### Task details:
Leave out the pictures and repeat the rest of the material exactly.

### Excerpted data:

————

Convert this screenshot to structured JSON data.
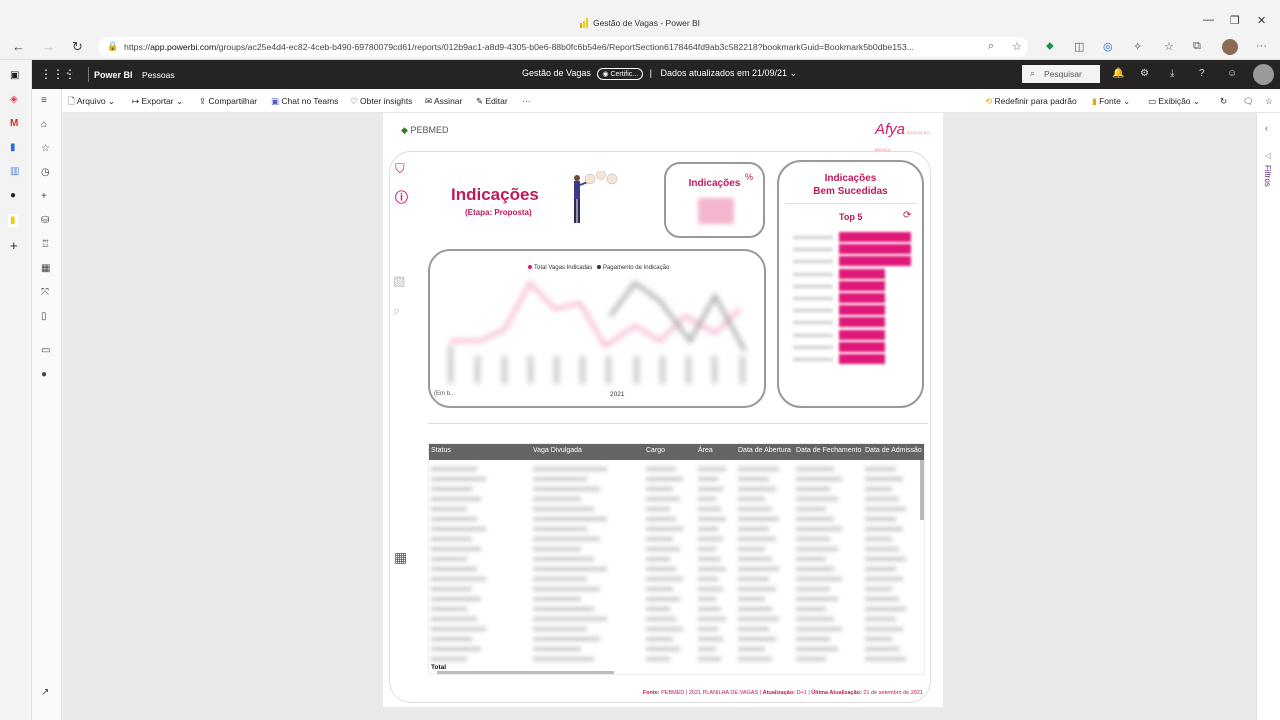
{
  "browser": {
    "window_title": "Gestão de Vagas - Power BI",
    "url_prefix": "https://",
    "url_host": "app.powerbi.com",
    "url_rest": "/groups/ac25e4d4-ec82-4ceb-b490-69780079cd61/reports/012b9ac1-a8d9-4305-b0e6-88b0fc6b54e6/ReportSection6178464fd9ab3c582218?bookmarkGuid=Bookmark5b0dbe153..."
  },
  "pbi_header": {
    "brand": "Power BI",
    "workspace": "Pessoas",
    "report_name": "Gestão de Vagas",
    "certified": "Certific...",
    "separator": "|",
    "data_updated": "Dados atualizados em 21/09/21",
    "search_placeholder": "Pesquisar"
  },
  "action_bar": {
    "arquivo": "Arquivo",
    "exportar": "Exportar",
    "compartilhar": "Compartilhar",
    "teams": "Chat no Teams",
    "insights": "Obter insights",
    "assinar": "Assinar",
    "editar": "Editar",
    "more": "···",
    "reset": "Redefinir para padrão",
    "fonte": "Fonte",
    "exibicao": "Exibição"
  },
  "filters_label": "Filtros",
  "report": {
    "pebmed_logo": "PEBMED",
    "afya_logo": "Afya",
    "afya_small": "EDUCAÇÃO MÉDICA",
    "title": "Indicações",
    "subtitle": "(Etapa: Proposta)",
    "kpi_title": "Indicações",
    "kpi_pct": "%",
    "line_chart": {
      "legend_1": "Total Vagas Indicadas",
      "legend_2": "Pagamento de Indicação",
      "x_label": "2021",
      "left_label": "(Em b...",
      "colors": {
        "series1": "#e0187a",
        "series2": "#333333"
      }
    },
    "top_card": {
      "title_line1": "Indicações",
      "title_line2": "Bem Sucedidas",
      "top5": "Top 5",
      "bar_fractions": [
        1.0,
        1.0,
        1.0,
        0.64,
        0.64,
        0.64,
        0.64,
        0.64,
        0.64,
        0.64,
        0.64
      ]
    },
    "table": {
      "headers": [
        "Status",
        "Vaga Divulgada",
        "Cargo",
        "Área",
        "Data de Abertura",
        "Data de Fechamento",
        "Data de Admissão"
      ],
      "total_label": "Total"
    },
    "footer": {
      "fonte_label": "Fonte:",
      "fonte_text": "PEBMED | 2021 PLANILHA DE VAGAS |",
      "atualizacao_label": "Atualização:",
      "atualizacao_text": "D+1 |",
      "ultima_label": "Última Atualização:",
      "ultima_text": "21 de setembro de 2021"
    }
  }
}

————

### Finished exercise:
Convert this screenshot to structured JSON data.
{
  "browser": {
    "window_title": "Gestão de Vagas - Power BI",
    "url_prefix": "https://",
    "url_host": "app.powerbi.com",
    "url_rest": "/groups/ac25e4d4-ec82-4ceb-b490-69780079cd61/reports/012b9ac1-a8d9-4305-b0e6-88b0fc6b54e6/ReportSection6178464fd9ab3c582218?bookmarkGuid=Bookmark5b0dbe153..."
  },
  "pbi_header": {
    "brand": "Power BI",
    "workspace": "Pessoas",
    "report_name": "Gestão de Vagas",
    "certified": "Certific...",
    "separator": "|",
    "data_updated": "Dados atualizados em 21/09/21",
    "search_placeholder": "Pesquisar"
  },
  "action_bar": {
    "arquivo": "Arquivo",
    "exportar": "Exportar",
    "compartilhar": "Compartilhar",
    "teams": "Chat no Teams",
    "insights": "Obter insights",
    "assinar": "Assinar",
    "editar": "Editar",
    "more": "···",
    "reset": "Redefinir para padrão",
    "fonte": "Fonte",
    "exibicao": "Exibição"
  },
  "filters_label": "Filtros",
  "report": {
    "pebmed_logo": "PEBMED",
    "afya_logo": "Afya",
    "afya_small": "EDUCAÇÃO MÉDICA",
    "title": "Indicações",
    "subtitle": "(Etapa: Proposta)",
    "kpi_title": "Indicações",
    "kpi_pct": "%",
    "line_chart": {
      "legend_1": "Total Vagas Indicadas",
      "legend_2": "Pagamento de Indicação",
      "x_label": "2021",
      "left_label": "(Em b...",
      "colors": {
        "series1": "#e0187a",
        "series2": "#333333"
      }
    },
    "top_card": {
      "title_line1": "Indicações",
      "title_line2": "Bem Sucedidas",
      "top5": "Top 5",
      "bar_fractions": [
        1.0,
        1.0,
        1.0,
        0.64,
        0.64,
        0.64,
        0.64,
        0.64,
        0.64,
        0.64,
        0.64
      ]
    },
    "table": {
      "headers": [
        "Status",
        "Vaga Divulgada",
        "Cargo",
        "Área",
        "Data de Abertura",
        "Data de Fechamento",
        "Data de Admissão"
      ],
      "total_label": "Total"
    },
    "footer": {
      "fonte_label": "Fonte:",
      "fonte_text": "PEBMED | 2021 PLANILHA DE VAGAS |",
      "atualizacao_label": "Atualização:",
      "atualizacao_text": "D+1 |",
      "ultima_label": "Última Atualização:",
      "ultima_text": "21 de setembro de 2021"
    }
  }
}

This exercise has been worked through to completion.